Given request. Only the pictures are left out: repeat the rest of the entries exactly.

=== Records for processing ===

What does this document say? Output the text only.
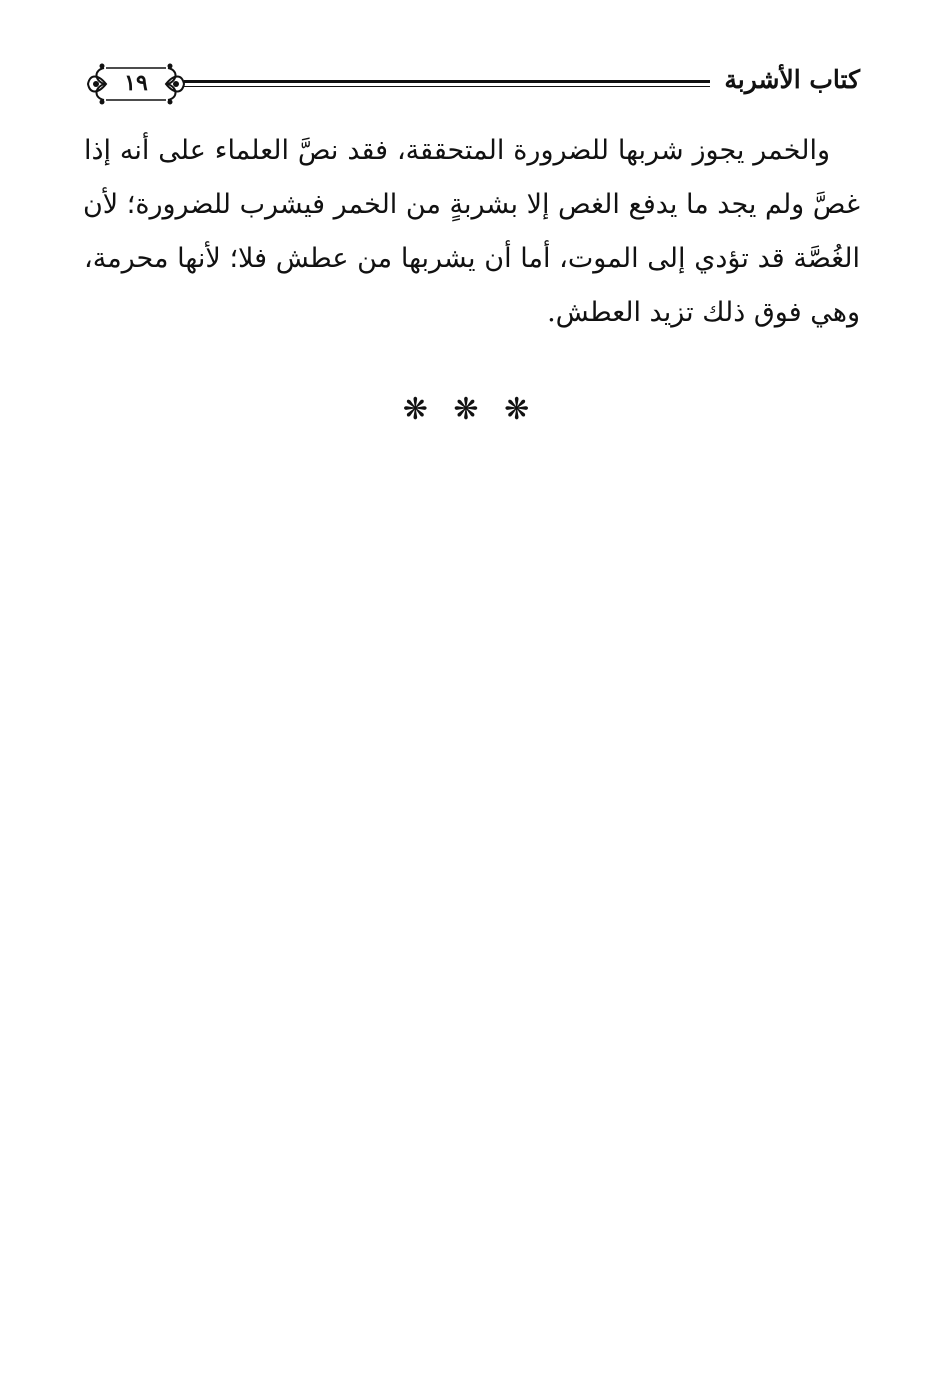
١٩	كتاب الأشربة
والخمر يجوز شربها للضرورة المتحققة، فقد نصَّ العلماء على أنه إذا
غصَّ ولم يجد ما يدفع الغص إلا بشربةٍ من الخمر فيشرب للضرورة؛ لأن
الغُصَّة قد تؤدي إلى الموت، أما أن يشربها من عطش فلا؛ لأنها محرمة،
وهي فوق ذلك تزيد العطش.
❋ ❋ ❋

===

Solution to the problem.
What does this document say? Output the text only.
١٩	كتاب الأشربة
والخمر يجوز شربها للضرورة المتحققة، فقد نصَّ العلماء على أنه إذا
غصَّ ولم يجد ما يدفع الغص إلا بشربةٍ من الخمر فيشرب للضرورة؛ لأن
الغُصَّة قد تؤدي إلى الموت، أما أن يشربها من عطش فلا؛ لأنها محرمة،
وهي فوق ذلك تزيد العطش.
❋ ❋ ❋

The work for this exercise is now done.